— START Data to process —

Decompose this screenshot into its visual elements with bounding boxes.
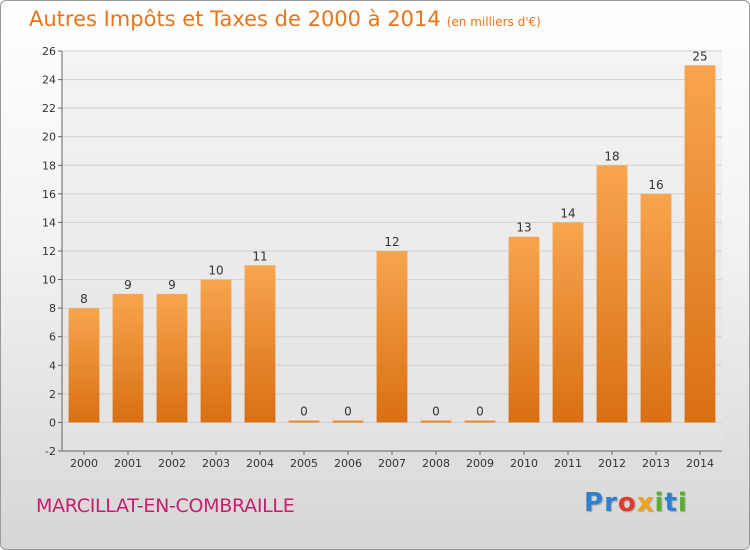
bar-2000	[68, 308, 100, 423]
x-tick-label-2001: 2001	[114, 457, 142, 470]
value-label-2011: 14	[560, 206, 575, 220]
title-row: Autres Impôts et Taxes de 2000 à 2014 (en…	[29, 7, 541, 31]
logo-letter-5: t	[664, 488, 678, 518]
value-label-2005: 0	[300, 404, 308, 418]
axes	[58, 50, 722, 455]
value-label-2009: 0	[476, 404, 484, 418]
x-tick-label-2003: 2003	[202, 457, 230, 470]
value-label-2010: 13	[516, 221, 531, 235]
y-tick-label: 12	[42, 245, 56, 258]
y-tick-label: 8	[49, 302, 56, 315]
y-tick-label: 18	[42, 159, 56, 172]
bar-2008	[420, 420, 452, 423]
x-tick-label-2014: 2014	[686, 457, 714, 470]
bar-2005	[288, 420, 320, 423]
bars	[68, 65, 716, 423]
value-label-2006: 0	[344, 404, 352, 418]
value-label-2008: 0	[432, 404, 440, 418]
y-tick-label: 4	[49, 359, 56, 372]
proxiti-logo: Proxiti	[584, 488, 688, 518]
value-label-2002: 9	[168, 278, 176, 292]
value-label-2003: 10	[208, 264, 223, 278]
bar-2006	[332, 420, 364, 423]
bar-2001	[112, 293, 144, 423]
value-label-2012: 18	[604, 149, 619, 163]
x-tick-label-2013: 2013	[642, 457, 670, 470]
commune-name: MARCILLAT-EN-COMBRAILLE	[36, 495, 295, 517]
y-tick-label: -2	[45, 445, 56, 458]
y-tick-label: 14	[42, 216, 56, 229]
value-label-2001: 9	[124, 278, 132, 292]
bar-2010	[508, 236, 540, 423]
logo-letter-2: o	[617, 488, 637, 518]
bar-2014	[684, 65, 716, 423]
value-label-2007: 12	[384, 235, 399, 249]
x-tick-label-2010: 2010	[510, 457, 538, 470]
x-tick-label-2006: 2006	[334, 457, 362, 470]
x-tick-label-2005: 2005	[290, 457, 318, 470]
logo-letter-0: P	[584, 488, 605, 518]
chart-unit: (en milliers d'€)	[446, 15, 541, 29]
y-tick-label: 6	[49, 331, 56, 344]
value-labels: 8 9 9 10 11 0 0 12 0 0 13 14 18 16 25	[80, 49, 707, 418]
bar-2004	[244, 265, 276, 423]
value-label-2013: 16	[648, 178, 663, 192]
y-tick-label: 2	[49, 388, 56, 401]
x-tick-label-2004: 2004	[246, 457, 274, 470]
x-tick-label-2009: 2009	[466, 457, 494, 470]
bar-2009	[464, 420, 496, 423]
y-tick-label: 20	[42, 131, 56, 144]
bar-2003	[200, 279, 232, 423]
bar-2007	[376, 251, 408, 423]
logo-letter-1: r	[604, 488, 618, 518]
value-label-2000: 8	[80, 292, 88, 306]
x-tick-label-2012: 2012	[598, 457, 626, 470]
x-tick-label-2007: 2007	[378, 457, 406, 470]
bar-2012	[596, 165, 628, 423]
logo-letter-3: x	[636, 488, 655, 518]
bar-2013	[640, 193, 672, 423]
logo-letter-6: i	[677, 488, 688, 518]
logo-letter-4: i	[654, 488, 665, 518]
value-label-2014: 25	[692, 49, 707, 63]
y-tick-label: 0	[49, 416, 56, 429]
y-tick-label: 16	[42, 188, 56, 201]
y-tick-label: 22	[42, 102, 56, 115]
y-tick-label: 24	[42, 74, 56, 87]
bar-2011	[552, 222, 584, 423]
x-tick-label-2000: 2000	[70, 457, 98, 470]
x-tick-labels: 2000 2001 2002 2003 2004 2005 2006 2007 2008 2009…	[70, 457, 714, 470]
x-tick-label-2008: 2008	[422, 457, 450, 470]
y-tick-label: 26	[42, 45, 56, 58]
value-label-2004: 11	[252, 249, 267, 263]
y-tick-label: 10	[42, 274, 56, 287]
chart-title: Autres Impôts et Taxes de 2000 à 2014	[29, 7, 441, 31]
x-tick-label-2002: 2002	[158, 457, 186, 470]
x-tick-label-2011: 2011	[554, 457, 582, 470]
bar-2002	[156, 293, 188, 423]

— END Data to process —

Goal ▸
Reproduce the records above line for line, leaving out the pictures.

Finished answer ▸
Decompose this screenshot into its visual elements with bounding boxes.
bar-2000	[68, 308, 100, 423]
x-tick-label-2001: 2001	[114, 457, 142, 470]
value-label-2011: 14	[560, 206, 575, 220]
title-row: Autres Impôts et Taxes de 2000 à 2014 (en…	[29, 7, 541, 31]
logo-letter-5: t	[664, 488, 678, 518]
value-label-2005: 0	[300, 404, 308, 418]
axes	[58, 50, 722, 455]
value-label-2009: 0	[476, 404, 484, 418]
x-tick-label-2003: 2003	[202, 457, 230, 470]
value-label-2010: 13	[516, 221, 531, 235]
y-tick-label: 12	[42, 245, 56, 258]
y-tick-label: 8	[49, 302, 56, 315]
y-tick-label: 18	[42, 159, 56, 172]
bar-2008	[420, 420, 452, 423]
x-tick-label-2014: 2014	[686, 457, 714, 470]
bar-2005	[288, 420, 320, 423]
bars	[68, 65, 716, 423]
value-label-2006: 0	[344, 404, 352, 418]
value-label-2008: 0	[432, 404, 440, 418]
y-tick-label: 4	[49, 359, 56, 372]
proxiti-logo: Proxiti	[584, 488, 688, 518]
value-label-2002: 9	[168, 278, 176, 292]
value-label-2003: 10	[208, 264, 223, 278]
bar-2006	[332, 420, 364, 423]
bar-2001	[112, 293, 144, 423]
value-label-2012: 18	[604, 149, 619, 163]
x-tick-label-2013: 2013	[642, 457, 670, 470]
commune-name: MARCILLAT-EN-COMBRAILLE	[36, 495, 295, 517]
y-tick-label: -2	[45, 445, 56, 458]
y-tick-label: 14	[42, 216, 56, 229]
value-label-2001: 9	[124, 278, 132, 292]
bar-2010	[508, 236, 540, 423]
logo-letter-2: o	[617, 488, 637, 518]
bar-2014	[684, 65, 716, 423]
value-label-2007: 12	[384, 235, 399, 249]
x-tick-label-2010: 2010	[510, 457, 538, 470]
x-tick-label-2006: 2006	[334, 457, 362, 470]
x-tick-label-2005: 2005	[290, 457, 318, 470]
logo-letter-0: P	[584, 488, 605, 518]
chart-unit: (en milliers d'€)	[446, 15, 541, 29]
y-tick-label: 6	[49, 331, 56, 344]
value-labels: 8 9 9 10 11 0 0 12 0 0 13 14 18 16 25	[80, 49, 707, 418]
bar-2004	[244, 265, 276, 423]
value-label-2013: 16	[648, 178, 663, 192]
y-tick-label: 2	[49, 388, 56, 401]
x-tick-label-2004: 2004	[246, 457, 274, 470]
x-tick-label-2009: 2009	[466, 457, 494, 470]
bar-2009	[464, 420, 496, 423]
y-tick-label: 20	[42, 131, 56, 144]
bar-2003	[200, 279, 232, 423]
bar-2007	[376, 251, 408, 423]
logo-letter-1: r	[604, 488, 618, 518]
value-label-2000: 8	[80, 292, 88, 306]
x-tick-label-2012: 2012	[598, 457, 626, 470]
x-tick-label-2007: 2007	[378, 457, 406, 470]
bar-2012	[596, 165, 628, 423]
logo-letter-3: x	[636, 488, 655, 518]
bar-2013	[640, 193, 672, 423]
logo-letter-6: i	[677, 488, 688, 518]
logo-letter-4: i	[654, 488, 665, 518]
value-label-2014: 25	[692, 49, 707, 63]
y-tick-label: 0	[49, 416, 56, 429]
y-tick-label: 16	[42, 188, 56, 201]
y-tick-label: 22	[42, 102, 56, 115]
y-tick-label: 24	[42, 74, 56, 87]
bar-2011	[552, 222, 584, 423]
x-tick-label-2000: 2000	[70, 457, 98, 470]
x-tick-labels: 2000 2001 2002 2003 2004 2005 2006 2007 2008 2009…	[70, 457, 714, 470]
x-tick-label-2008: 2008	[422, 457, 450, 470]
y-tick-label: 26	[42, 45, 56, 58]
value-label-2004: 11	[252, 249, 267, 263]
y-tick-label: 10	[42, 274, 56, 287]
chart-title: Autres Impôts et Taxes de 2000 à 2014	[29, 7, 441, 31]
x-tick-label-2002: 2002	[158, 457, 186, 470]
x-tick-label-2011: 2011	[554, 457, 582, 470]
bar-2002	[156, 293, 188, 423]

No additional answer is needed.